### WHAT YOU ARE ASKED TO DO
Pull each line holding the word "content" from the data.

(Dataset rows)
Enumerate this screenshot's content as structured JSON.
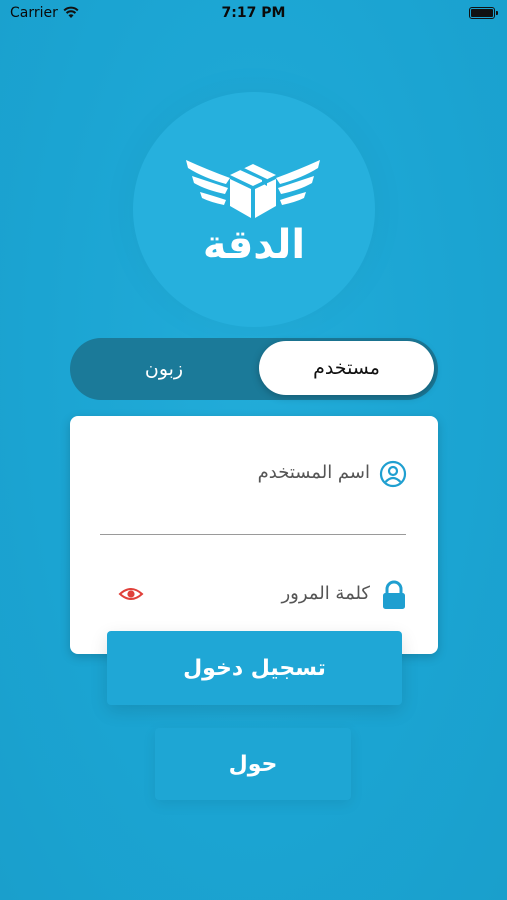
{
  "status_bar": {
    "carrier": "Carrier",
    "time": "7:17 PM"
  },
  "logo": {
    "text": "الدقة"
  },
  "segmented": {
    "active_label": "مستخدم",
    "inactive_label": "زبون"
  },
  "form": {
    "username_placeholder": "اسم المستخدم",
    "password_placeholder": "كلمة المرور"
  },
  "buttons": {
    "login_label": "تسجيل دخول",
    "about_label": "حول"
  },
  "colors": {
    "background": "#1ba4d2",
    "accent": "#1f9fd0",
    "eye_icon": "#e0403a"
  }
}
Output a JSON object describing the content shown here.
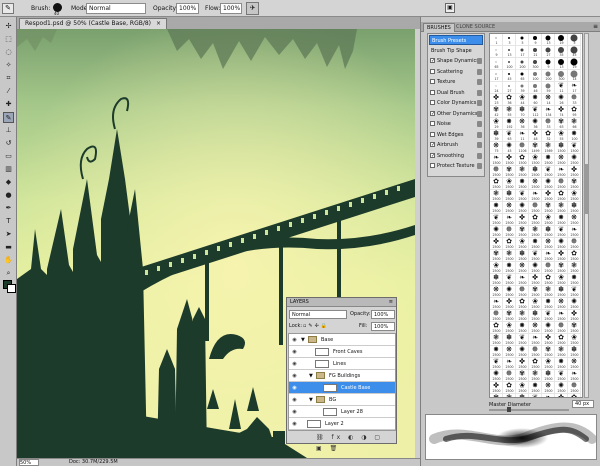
{
  "options_bar": {
    "brush_label": "Brush:",
    "brush_size": "40",
    "mode_label": "Mode:",
    "mode_value": "Normal",
    "opacity_label": "Opacity:",
    "opacity_value": "100%",
    "flow_label": "Flow:",
    "flow_value": "100%"
  },
  "document": {
    "tab_title": "Respod1.psd @ 50% (Castle Base, RGB/8)",
    "close": "×",
    "zoom": "50%",
    "doc_info": "Doc: 30.7M/229.5M"
  },
  "layers_panel": {
    "title": "LAYERS",
    "blend_mode": "Normal",
    "opacity_label": "Opacity:",
    "opacity_value": "100%",
    "lock_label": "Lock:",
    "fill_label": "Fill:",
    "fill_value": "100%",
    "layers": [
      {
        "name": "Base",
        "kind": "group",
        "indent": 0
      },
      {
        "name": "Front Caves",
        "kind": "layer",
        "indent": 1
      },
      {
        "name": "Lines",
        "kind": "layer",
        "indent": 1
      },
      {
        "name": "FG Buildings",
        "kind": "group",
        "indent": 1
      },
      {
        "name": "Castle Base",
        "kind": "layer",
        "indent": 2,
        "selected": true
      },
      {
        "name": "BG",
        "kind": "group",
        "indent": 1
      },
      {
        "name": "Layer 28",
        "kind": "layer",
        "indent": 2
      },
      {
        "name": "Layer 2",
        "kind": "layer",
        "indent": 0
      }
    ]
  },
  "brushes_panel": {
    "tab_brushes": "BRUSHES",
    "tab_clone": "CLONE SOURCE",
    "preset_label": "Brush Presets",
    "tip_shape": "Brush Tip Shape",
    "options": [
      {
        "label": "Shape Dynamics",
        "checked": true
      },
      {
        "label": "Scattering",
        "checked": false
      },
      {
        "label": "Texture",
        "checked": false
      },
      {
        "label": "Dual Brush",
        "checked": false
      },
      {
        "label": "Color Dynamics",
        "checked": false
      },
      {
        "label": "Other Dynamics",
        "checked": true
      },
      {
        "label": "Noise",
        "checked": false
      },
      {
        "label": "Wet Edges",
        "checked": false
      },
      {
        "label": "Airbrush",
        "checked": true
      },
      {
        "label": "Smoothing",
        "checked": true
      },
      {
        "label": "Protect Texture",
        "checked": false
      }
    ],
    "master_label": "Master Diameter",
    "master_value": "40 px",
    "brush_sizes": [
      "1",
      "3",
      "5",
      "9",
      "13",
      "19",
      "5",
      "9",
      "13",
      "17",
      "21",
      "27",
      "35",
      "45",
      "65",
      "100",
      "200",
      "300",
      "9",
      "13",
      "19",
      "17",
      "45",
      "65",
      "100",
      "200",
      "300",
      "14",
      "24",
      "27",
      "39",
      "46",
      "59",
      "11",
      "17",
      "23",
      "36",
      "44",
      "60",
      "14",
      "26",
      "33",
      "42",
      "55",
      "70",
      "112",
      "134",
      "74",
      "95",
      "29",
      "192",
      "36",
      "36",
      "33",
      "63",
      "66",
      "39",
      "63",
      "11",
      "48",
      "32",
      "55",
      "100",
      "75",
      "45",
      "1106",
      "1499",
      "1569",
      "1500",
      "1500",
      "1500",
      "1500",
      "1500",
      "1500",
      "2500",
      "2500",
      "2500",
      "2500",
      "2500",
      "2500",
      "2500",
      "2500",
      "2500",
      "2500",
      "2500",
      "2500",
      "2500",
      "2500",
      "2500",
      "2500",
      "2500",
      "2500",
      "2500",
      "2500",
      "2500",
      "2500",
      "2500",
      "2500",
      "2500",
      "2500",
      "2500",
      "2500",
      "2500",
      "2500",
      "2500",
      "2500",
      "2500",
      "2500",
      "2500",
      "2500",
      "2500",
      "2500",
      "2500",
      "2500",
      "2500",
      "2500",
      "2500",
      "2500",
      "2500",
      "2500",
      "2500",
      "2500",
      "2500",
      "2500",
      "2500",
      "2500",
      "2500",
      "2500",
      "2500",
      "2500",
      "2500",
      "2500",
      "2500",
      "2500",
      "2500",
      "2500",
      "2500",
      "2500",
      "2500",
      "2500",
      "2500",
      "2500",
      "2500",
      "2500",
      "2500",
      "2500",
      "2500",
      "2500",
      "2500",
      "2500",
      "2500",
      "2500",
      "2500",
      "2500",
      "2500",
      "2500",
      "2500",
      "2500",
      "2500",
      "2500",
      "2500",
      "2500",
      "2500",
      "2500",
      "2500",
      "2500",
      "2500",
      "2500",
      "2500",
      "2500",
      "2500",
      "2500",
      "2500",
      "2500",
      "2500",
      "2500",
      "2500",
      "2500",
      "2500",
      "2500",
      "2500",
      "2500",
      "2500",
      "2500",
      "2500",
      "2500",
      "2500",
      "2500",
      "2500",
      "2500",
      "2500",
      "2500",
      "2500",
      "2500",
      "2500",
      "2500",
      "2500",
      "2500",
      "2500",
      "2500",
      "2500",
      "2500",
      "2500",
      "2500",
      "2500",
      "2500",
      "2500",
      "2500",
      "2500",
      "2500",
      "2500",
      "2500",
      "2500",
      "2500",
      "2500",
      "2500",
      "2500"
    ]
  },
  "colors": {
    "foreground": "#1d3b2b",
    "background": "#ffffff",
    "selection": "#3d8eea",
    "silhouette": "#1d3b2b"
  }
}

### SOLVED EXERCISE
Enumerate this screenshot's content as structured JSON.
Output a JSON object describing the content shown here.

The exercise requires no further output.